> [Data extract]:
^^^^^^^^
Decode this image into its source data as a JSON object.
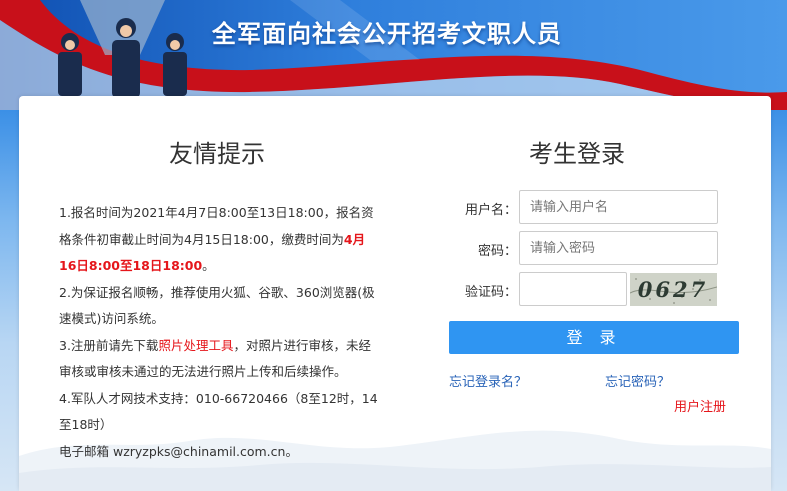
{
  "banner": {
    "title": "全军面向社会公开招考文职人员"
  },
  "notice": {
    "title": "友情提示",
    "item1_pre": "1.报名时间为2021年4月7日8:00至13日18:00，报名资格条件初审截止时间为4月15日18:00，缴费时间为",
    "item1_red": "4月16日8:00至18日18:00",
    "item1_post": "。",
    "item2": "2.为保证报名顺畅，推荐使用火狐、谷歌、360浏览器(极速模式)访问系统。",
    "item3_pre": "3.注册前请先下载",
    "item3_link": "照片处理工具",
    "item3_post": "，对照片进行审核，未经审核或审核未通过的无法进行照片上传和后续操作。",
    "item4": "4.军队人才网技术支持：010-66720466（8至12时，14至18时）",
    "email": "电子邮箱 wzryzpks@chinamil.com.cn。"
  },
  "login": {
    "title": "考生登录",
    "username_label": "用户名：",
    "username_placeholder": "请输入用户名",
    "password_label": "密码：",
    "password_placeholder": "请输入密码",
    "captcha_label": "验证码：",
    "captcha_text": "0627",
    "submit_label": "登 录",
    "forgot_username": "忘记登录名？",
    "forgot_password": "忘记密码？",
    "register": "用户注册"
  },
  "colors": {
    "accent_blue": "#2f95f2",
    "link_blue": "#2a64b8",
    "alert_red": "#e5161b"
  }
}
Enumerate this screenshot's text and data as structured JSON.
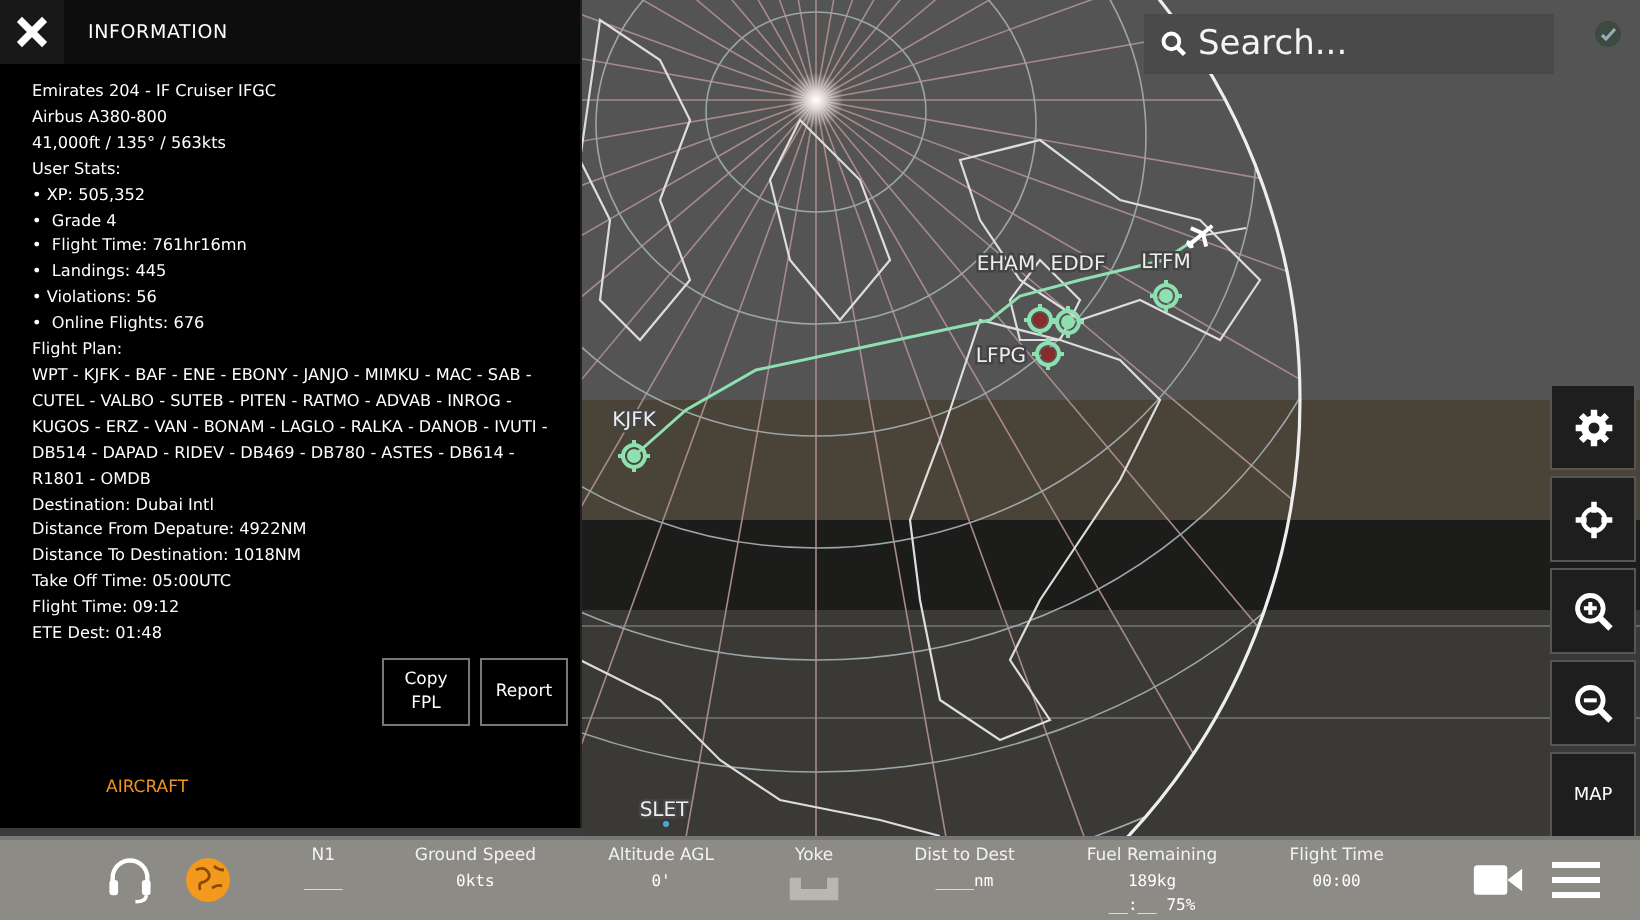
{
  "info_panel": {
    "title": "INFORMATION",
    "lines": [
      "Emirates 204 - IF Cruiser IFGC",
      "Airbus A380-800",
      "41,000ft / 135° / 563kts",
      "User Stats:",
      "• XP: 505,352",
      "•  Grade 4",
      "•  Flight Time: 761hr16mn",
      "•  Landings: 445",
      "• Violations: 56",
      "•  Online Flights: 676",
      "Flight Plan:",
      "WPT - KJFK - BAF - ENE - EBONY - JANJO - MIMKU - MAC - SAB - CUTEL - VALBO - SUTEB - PITEN - RATMO - ADVAB - INROG - KUGOS - ERZ - VAN - BONAM - LAGLO - RALKA - DANOB - IVUTI - DB514 - DAPAD - RIDEV - DB469 - DB780 - ASTES - DB614 - R1801 - OMDB",
      "Destination: Dubai Intl",
      "Distance From Depature: 4922NM",
      "Distance To Destination: 1018NM",
      "Take Off Time: 05:00UTC",
      "Flight Time: 09:12",
      "ETE Dest: 01:48"
    ],
    "buttons": [
      "Copy FPL",
      "Report"
    ],
    "footer_link": "AIRCRAFT"
  },
  "search": {
    "placeholder": "Search..."
  },
  "map": {
    "airports": [
      {
        "label": "KJFK",
        "color": "#8ee0b0"
      },
      {
        "label": "EHAM",
        "color": "#8b2a2a"
      },
      {
        "label": "EDDF",
        "color": "#8ee0b0"
      },
      {
        "label": "LFPG",
        "color": "#8b2a2a"
      },
      {
        "label": "LTFM",
        "color": "#8ee0b0"
      },
      {
        "label": "SLET",
        "color": "#4aa8d8"
      }
    ]
  },
  "side_buttons": [
    {
      "kind": "settings"
    },
    {
      "kind": "locate"
    },
    {
      "kind": "zoom_in"
    },
    {
      "kind": "zoom_out"
    },
    {
      "kind": "text",
      "label": "MAP"
    }
  ],
  "bottom_bar": {
    "instruments": [
      {
        "label": "N1",
        "values": [
          "____"
        ]
      },
      {
        "label": "Ground Speed",
        "values": [
          "0kts"
        ]
      },
      {
        "label": "Altitude AGL",
        "values": [
          "0'"
        ]
      },
      {
        "label": "Yoke"
      },
      {
        "label": "Dist to Dest",
        "values": [
          "____nm"
        ]
      },
      {
        "label": "Fuel Remaining",
        "values": [
          "189kg",
          "__:__ 75%"
        ]
      },
      {
        "label": "Flight Time",
        "values": [
          "00:00"
        ]
      }
    ]
  }
}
^^^^^^^^
> [Exercise]: A line counts if it holds the word "this". Work out how many lines in the listing count, and give only that number.

> [Result]: 2